» What is needed: Quote all lines below exactly. Images stay out.

--------------------

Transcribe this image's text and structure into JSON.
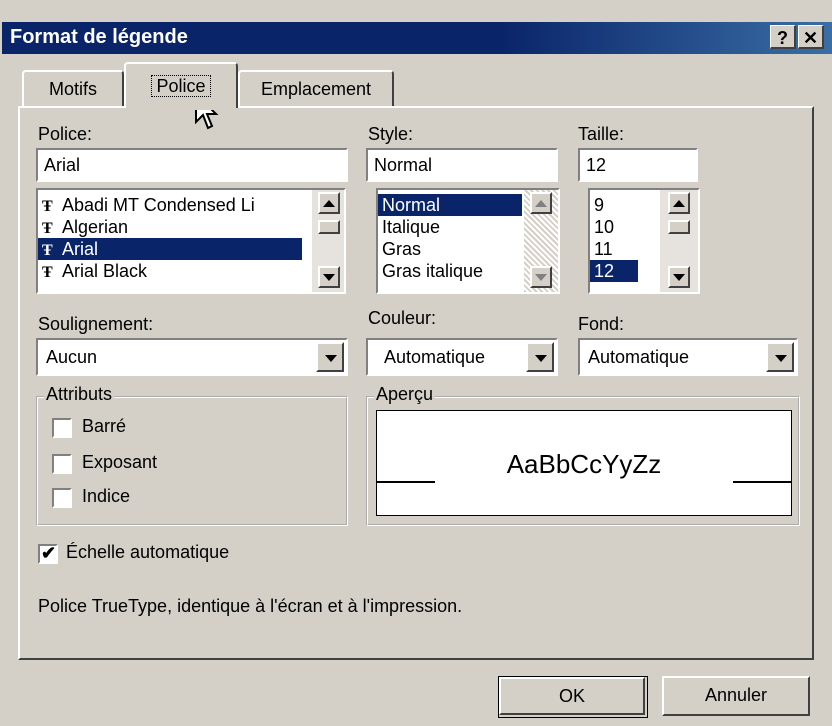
{
  "window": {
    "title": "Format de légende",
    "help_btn": "?",
    "close_btn": "✕"
  },
  "tabs": [
    {
      "label": "Motifs"
    },
    {
      "label": "Police"
    },
    {
      "label": "Emplacement"
    }
  ],
  "police": {
    "label": "Police:",
    "value": "Arial",
    "options": [
      "Abadi MT Condensed Li",
      "Algerian",
      "Arial",
      "Arial Black"
    ],
    "selected": "Arial"
  },
  "style": {
    "label": "Style:",
    "value": "Normal",
    "options": [
      "Normal",
      "Italique",
      "Gras",
      "Gras italique"
    ],
    "selected": "Normal"
  },
  "taille": {
    "label": "Taille:",
    "value": "12",
    "options": [
      "9",
      "10",
      "11",
      "12"
    ],
    "selected": "12"
  },
  "soulignement": {
    "label": "Soulignement:",
    "value": "Aucun"
  },
  "couleur": {
    "label": "Couleur:",
    "value": "Automatique"
  },
  "fond": {
    "label": "Fond:",
    "value": "Automatique"
  },
  "attributs": {
    "title": "Attributs",
    "items": [
      {
        "label": "Barré",
        "checked": false
      },
      {
        "label": "Exposant",
        "checked": false
      },
      {
        "label": "Indice",
        "checked": false
      }
    ]
  },
  "apercu": {
    "title": "Aperçu",
    "sample": "AaBbCcYyZz"
  },
  "echelle": {
    "label": "Échelle automatique",
    "checked": true
  },
  "info": "Police TrueType, identique à l'écran et à l'impression.",
  "buttons": {
    "ok": "OK",
    "cancel": "Annuler"
  }
}
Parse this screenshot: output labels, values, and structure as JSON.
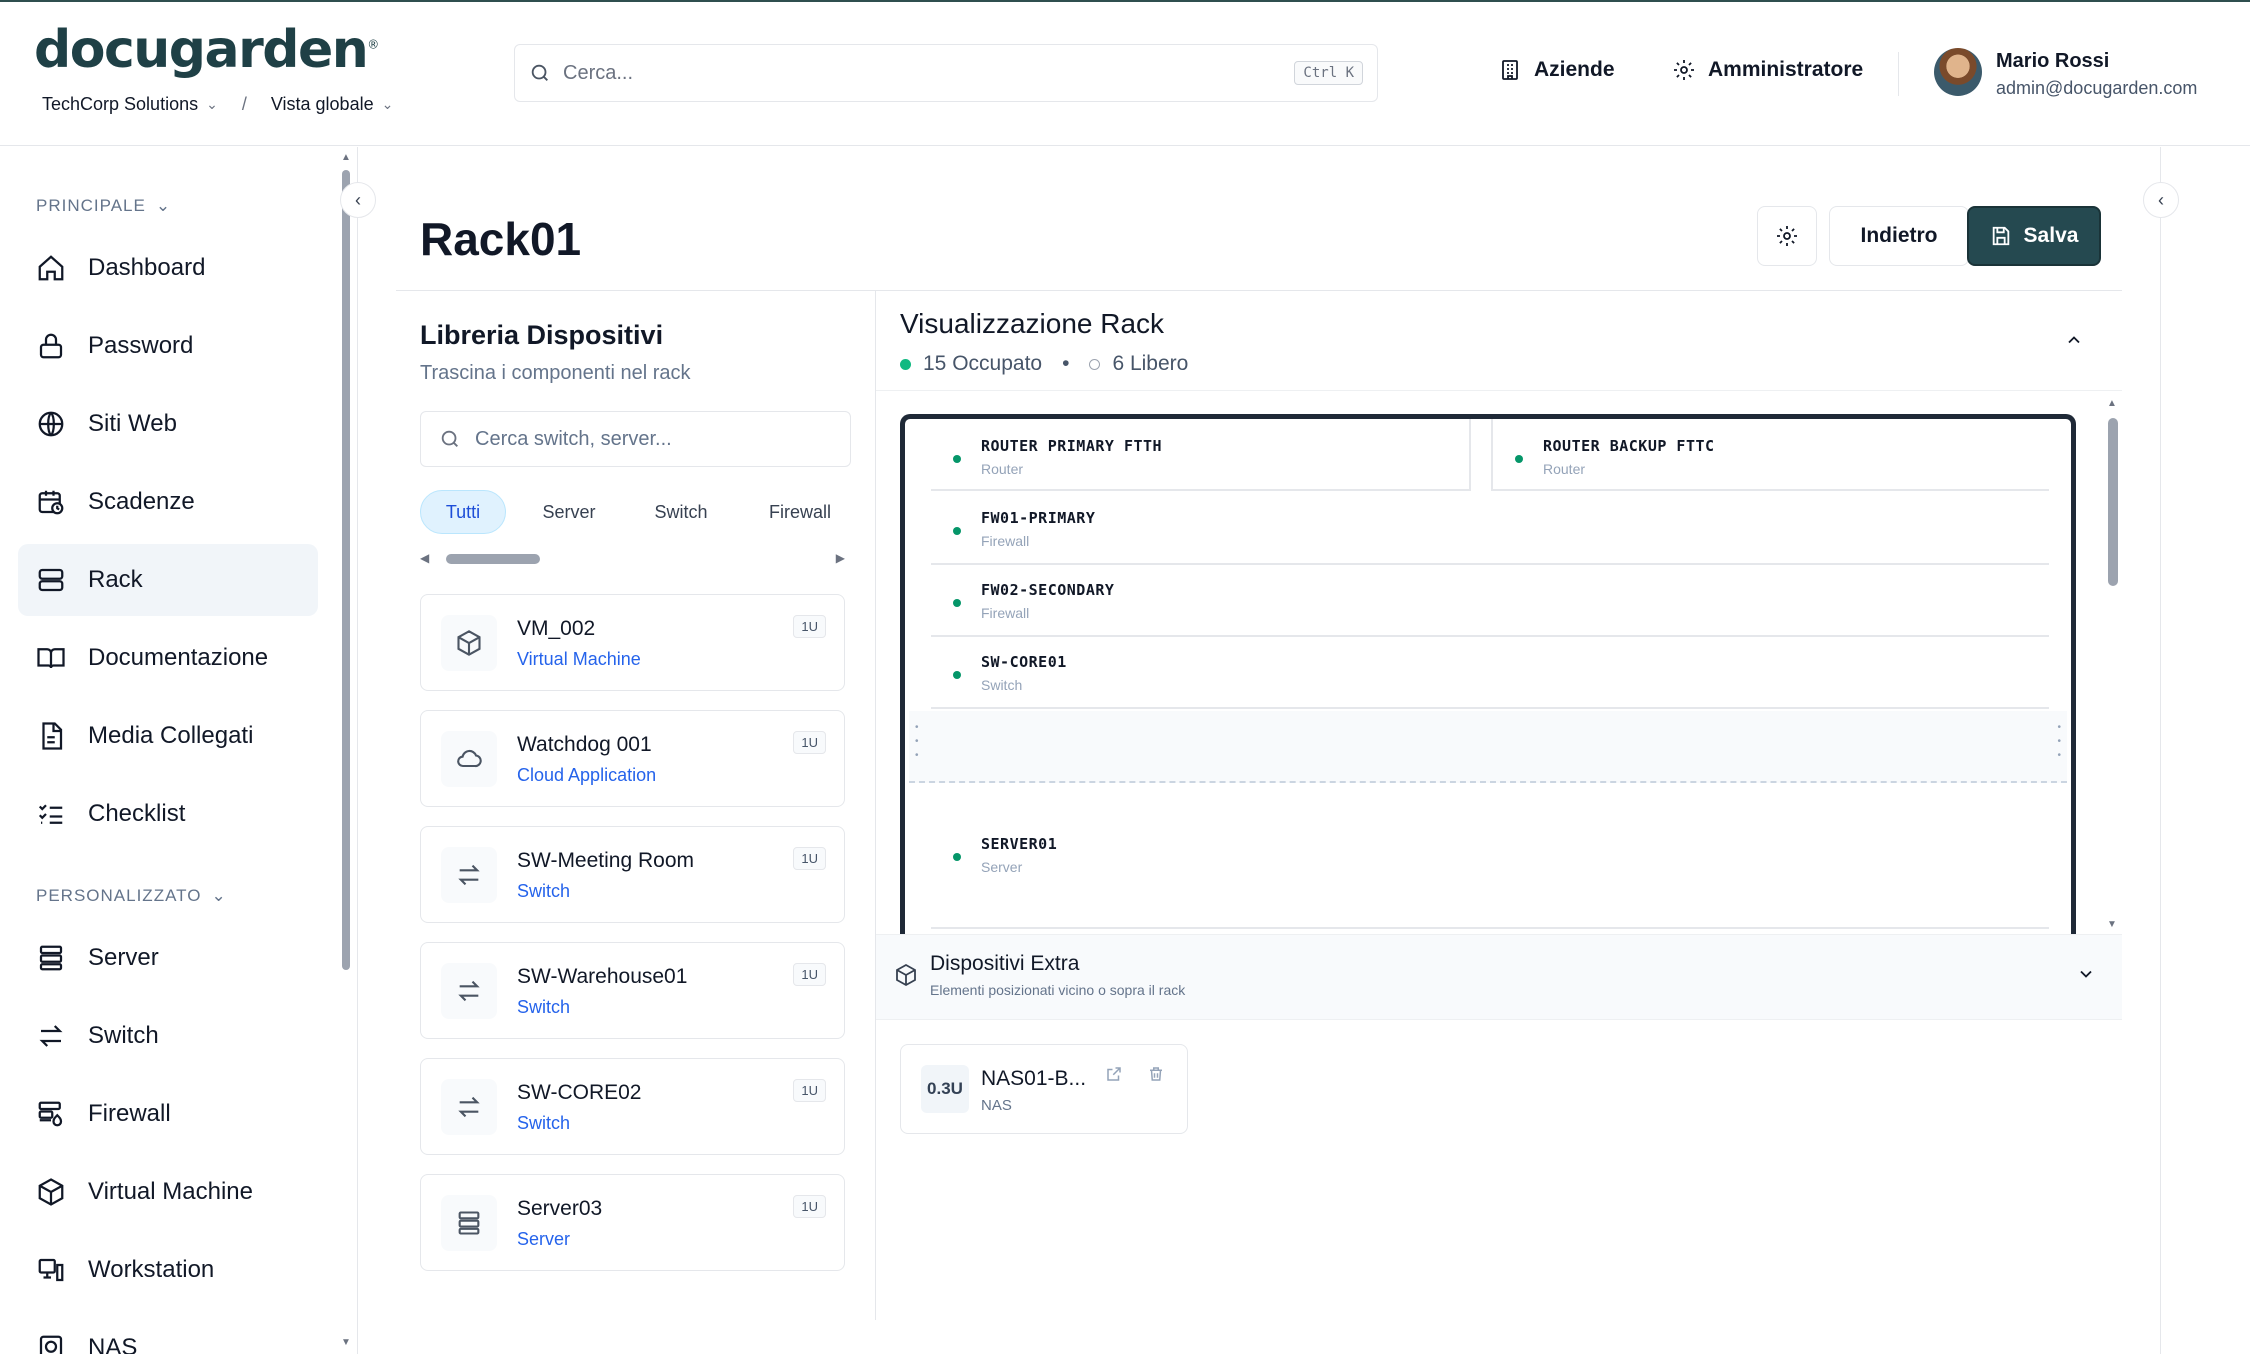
{
  "header": {
    "logo": "docugarden",
    "logo_mark": "®",
    "company": "TechCorp Solutions",
    "breadcrumb_sep": "/",
    "view": "Vista globale",
    "search_placeholder": "Cerca...",
    "search_shortcut": "Ctrl K",
    "nav": [
      {
        "label": "Aziende",
        "icon": "building-icon"
      },
      {
        "label": "Amministratore",
        "icon": "gear-icon"
      }
    ],
    "user": {
      "name": "Mario Rossi",
      "email": "admin@docugarden.com"
    }
  },
  "sidebar": {
    "sections": [
      {
        "label": "PRINCIPALE",
        "items": [
          {
            "label": "Dashboard",
            "icon": "home-icon"
          },
          {
            "label": "Password",
            "icon": "lock-icon"
          },
          {
            "label": "Siti Web",
            "icon": "globe-icon"
          },
          {
            "label": "Scadenze",
            "icon": "calendar-clock-icon"
          },
          {
            "label": "Rack",
            "icon": "server-icon",
            "active": true
          },
          {
            "label": "Documentazione",
            "icon": "book-icon"
          },
          {
            "label": "Media Collegati",
            "icon": "file-icon"
          },
          {
            "label": "Checklist",
            "icon": "checklist-icon"
          }
        ]
      },
      {
        "label": "PERSONALIZZATO",
        "items": [
          {
            "label": "Server",
            "icon": "server-stack-icon"
          },
          {
            "label": "Switch",
            "icon": "arrows-icon"
          },
          {
            "label": "Firewall",
            "icon": "firewall-icon"
          },
          {
            "label": "Virtual Machine",
            "icon": "box-icon"
          },
          {
            "label": "Workstation",
            "icon": "monitor-icon"
          },
          {
            "label": "NAS",
            "icon": "nas-icon"
          }
        ]
      }
    ]
  },
  "page": {
    "title": "Rack01",
    "back_label": "Indietro",
    "save_label": "Salva"
  },
  "library": {
    "title": "Libreria Dispositivi",
    "subtitle": "Trascina i componenti nel rack",
    "search_placeholder": "Cerca switch, server...",
    "filters": [
      "Tutti",
      "Server",
      "Switch",
      "Firewall"
    ],
    "active_filter": "Tutti",
    "devices": [
      {
        "name": "VM_002",
        "type": "Virtual Machine",
        "size": "1U",
        "icon": "box-icon"
      },
      {
        "name": "Watchdog 001",
        "type": "Cloud Application",
        "size": "1U",
        "icon": "cloud-icon"
      },
      {
        "name": "SW-Meeting Room",
        "type": "Switch",
        "size": "1U",
        "icon": "arrows-icon"
      },
      {
        "name": "SW-Warehouse01",
        "type": "Switch",
        "size": "1U",
        "icon": "arrows-icon"
      },
      {
        "name": "SW-CORE02",
        "type": "Switch",
        "size": "1U",
        "icon": "arrows-icon"
      },
      {
        "name": "Server03",
        "type": "Server",
        "size": "1U",
        "icon": "server-stack-icon"
      }
    ]
  },
  "rack_view": {
    "title": "Visualizzazione Rack",
    "occupied": "15 Occupato",
    "free": "6 Libero",
    "bullet": "•",
    "slots": [
      {
        "name": "ROUTER PRIMARY FTTH",
        "type": "Router"
      },
      {
        "name": "ROUTER BACKUP FTTC",
        "type": "Router"
      },
      {
        "name": "FW01-PRIMARY",
        "type": "Firewall"
      },
      {
        "name": "FW02-SECONDARY",
        "type": "Firewall"
      },
      {
        "name": "SW-CORE01",
        "type": "Switch"
      },
      {
        "name": "SERVER01",
        "type": "Server"
      }
    ],
    "status_color": "#10b981"
  },
  "extra": {
    "title": "Dispositivi Extra",
    "subtitle": "Elementi posizionati vicino o sopra il rack",
    "items": [
      {
        "size": "0.3U",
        "name": "NAS01-B...",
        "type": "NAS"
      }
    ]
  },
  "colors": {
    "brand": "#1f4046",
    "save": "#254950",
    "link": "#2563eb"
  }
}
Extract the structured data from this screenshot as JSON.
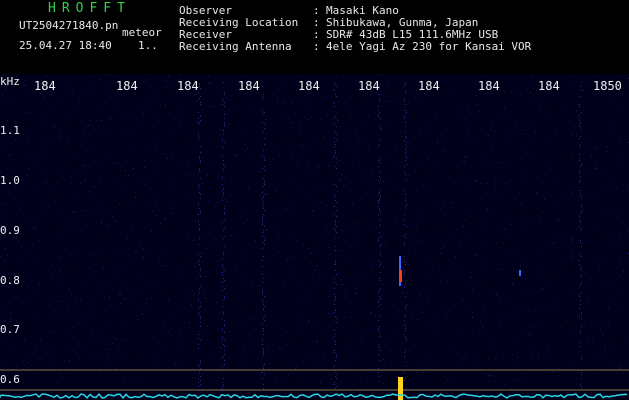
{
  "app": {
    "brand": "HROFFT",
    "filename": "UT2504271840.pn",
    "meteor_label": "meteor",
    "datetime": "25.04.27 18:40",
    "counter": "1.."
  },
  "info": [
    {
      "label": "Observer",
      "value": "Masaki Kano"
    },
    {
      "label": "Receiving Location",
      "value": "Shibukawa, Gunma, Japan"
    },
    {
      "label": "Receiver",
      "value": "SDR# 43dB L15 111.6MHz USB"
    },
    {
      "label": "Receiving Antenna",
      "value": "4ele Yagi Az 230 for Kansai VOR"
    }
  ],
  "axis": {
    "y_unit": "kHz",
    "x_ticks": [
      "184",
      "184",
      "184",
      "184",
      "184",
      "184",
      "184",
      "184",
      "184",
      "1850"
    ],
    "y_ticks": [
      "1.1",
      "1.0",
      "0.9",
      "0.8",
      "0.7",
      "0.6"
    ]
  },
  "colors": {
    "background": "#00001a",
    "header_text": "#e8e8e8",
    "brand": "#2fd24a",
    "echo_red": "#ff3a1a",
    "echo_blue": "#3a6bff",
    "signal": "#ffd21a",
    "baseline_cyan": "#27d6e6"
  }
}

--------------------

» Answer:
Transcribe this image's text and structure into JSON.
{
  "window": {
    "title": "Format de légende",
    "help_btn": "?",
    "close_btn": "✕"
  },
  "tabs": [
    {
      "label": "Motifs"
    },
    {
      "label": "Police"
    },
    {
      "label": "Emplacement"
    }
  ],
  "police": {
    "label": "Police:",
    "value": "Arial",
    "options": [
      "Abadi MT Condensed Li",
      "Algerian",
      "Arial",
      "Arial Black"
    ],
    "selected": "Arial"
  },
  "style": {
    "label": "Style:",
    "value": "Normal",
    "options": [
      "Normal",
      "Italique",
      "Gras",
      "Gras italique"
    ],
    "selected": "Normal"
  },
  "taille": {
    "label": "Taille:",
    "value": "12",
    "options": [
      "9",
      "10",
      "11",
      "12"
    ],
    "selected": "12"
  },
  "soulignement": {
    "label": "Soulignement:",
    "value": "Aucun"
  },
  "couleur": {
    "label": "Couleur:",
    "value": "Automatique"
  },
  "fond": {
    "label": "Fond:",
    "value": "Automatique"
  },
  "attributs": {
    "title": "Attributs",
    "items": [
      {
        "label": "Barré",
        "checked": false
      },
      {
        "label": "Exposant",
        "checked": false
      },
      {
        "label": "Indice",
        "checked": false
      }
    ]
  },
  "apercu": {
    "title": "Aperçu",
    "sample": "AaBbCcYyZz"
  },
  "echelle": {
    "label": "Échelle automatique",
    "checked": true
  },
  "info": "Police TrueType, identique à l'écran et à l'impression.",
  "buttons": {
    "ok": "OK",
    "cancel": "Annuler"
  }
}
Parse this screenshot: output labels, values, and structure as JSON.
{
  "header": {
    "logo": "docugarden",
    "logo_mark": "®",
    "company": "TechCorp Solutions",
    "breadcrumb_sep": "/",
    "view": "Vista globale",
    "search_placeholder": "Cerca...",
    "search_shortcut": "Ctrl K",
    "nav": [
      {
        "label": "Aziende",
        "icon": "building-icon"
      },
      {
        "label": "Amministratore",
        "icon": "gear-icon"
      }
    ],
    "user": {
      "name": "Mario Rossi",
      "email": "admin@docugarden.com"
    }
  },
  "sidebar": {
    "sections": [
      {
        "label": "PRINCIPALE",
        "items": [
          {
            "label": "Dashboard",
            "icon": "home-icon"
          },
          {
            "label": "Password",
            "icon": "lock-icon"
          },
          {
            "label": "Siti Web",
            "icon": "globe-icon"
          },
          {
            "label": "Scadenze",
            "icon": "calendar-clock-icon"
          },
          {
            "label": "Rack",
            "icon": "server-icon",
            "active": true
          },
          {
            "label": "Documentazione",
            "icon": "book-icon"
          },
          {
            "label": "Media Collegati",
            "icon": "file-icon"
          },
          {
            "label": "Checklist",
            "icon": "checklist-icon"
          }
        ]
      },
      {
        "label": "PERSONALIZZATO",
        "items": [
          {
            "label": "Server",
            "icon": "server-stack-icon"
          },
          {
            "label": "Switch",
            "icon": "arrows-icon"
          },
          {
            "label": "Firewall",
            "icon": "firewall-icon"
          },
          {
            "label": "Virtual Machine",
            "icon": "box-icon"
          },
          {
            "label": "Workstation",
            "icon": "monitor-icon"
          },
          {
            "label": "NAS",
            "icon": "nas-icon"
          }
        ]
      }
    ]
  },
  "page": {
    "title": "Rack01",
    "back_label": "Indietro",
    "save_label": "Salva"
  },
  "library": {
    "title": "Libreria Dispositivi",
    "subtitle": "Trascina i componenti nel rack",
    "search_placeholder": "Cerca switch, server...",
    "filters": [
      "Tutti",
      "Server",
      "Switch",
      "Firewall"
    ],
    "active_filter": "Tutti",
    "devices": [
      {
        "name": "VM_002",
        "type": "Virtual Machine",
        "size": "1U",
        "icon": "box-icon"
      },
      {
        "name": "Watchdog 001",
        "type": "Cloud Application",
        "size": "1U",
        "icon": "cloud-icon"
      },
      {
        "name": "SW-Meeting Room",
        "type": "Switch",
        "size": "1U",
        "icon": "arrows-icon"
      },
      {
        "name": "SW-Warehouse01",
        "type": "Switch",
        "size": "1U",
        "icon": "arrows-icon"
      },
      {
        "name": "SW-CORE02",
        "type": "Switch",
        "size": "1U",
        "icon": "arrows-icon"
      },
      {
        "name": "Server03",
        "type": "Server",
        "size": "1U",
        "icon": "server-stack-icon"
      }
    ]
  },
  "rack_view": {
    "title": "Visualizzazione Rack",
    "occupied": "15 Occupato",
    "free": "6 Libero",
    "bullet": "•",
    "slots": [
      {
        "name": "ROUTER PRIMARY FTTH",
        "type": "Router"
      },
      {
        "name": "ROUTER BACKUP FTTC",
        "type": "Router"
      },
      {
        "name": "FW01-PRIMARY",
        "type": "Firewall"
      },
      {
        "name": "FW02-SECONDARY",
        "type": "Firewall"
      },
      {
        "name": "SW-CORE01",
        "type": "Switch"
      },
      {
        "name": "SERVER01",
        "type": "Server"
      }
    ],
    "status_color": "#10b981"
  },
  "extra": {
    "title": "Dispositivi Extra",
    "subtitle": "Elementi posizionati vicino o sopra il rack",
    "items": [
      {
        "size": "0.3U",
        "name": "NAS01-B...",
        "type": "NAS"
      }
    ]
  },
  "colors": {
    "brand": "#1f4046",
    "save": "#254950",
    "link": "#2563eb"
  }
}
Extract the structured data from this screenshot as JSON.
{
  "app": {
    "brand": "HROFFT",
    "filename": "UT2504271840.pn",
    "meteor_label": "meteor",
    "datetime": "25.04.27 18:40",
    "counter": "1.."
  },
  "info": [
    {
      "label": "Observer",
      "value": "Masaki Kano"
    },
    {
      "label": "Receiving Location",
      "value": "Shibukawa, Gunma, Japan"
    },
    {
      "label": "Receiver",
      "value": "SDR# 43dB L15 111.6MHz USB"
    },
    {
      "label": "Receiving Antenna",
      "value": "4ele Yagi Az 230 for Kansai VOR"
    }
  ],
  "axis": {
    "y_unit": "kHz",
    "x_ticks": [
      "184",
      "184",
      "184",
      "184",
      "184",
      "184",
      "184",
      "184",
      "184",
      "1850"
    ],
    "y_ticks": [
      "1.1",
      "1.0",
      "0.9",
      "0.8",
      "0.7",
      "0.6"
    ]
  },
  "colors": {
    "background": "#00001a",
    "header_text": "#e8e8e8",
    "brand": "#2fd24a",
    "echo_red": "#ff3a1a",
    "echo_blue": "#3a6bff",
    "signal": "#ffd21a",
    "baseline_cyan": "#27d6e6"
  }
}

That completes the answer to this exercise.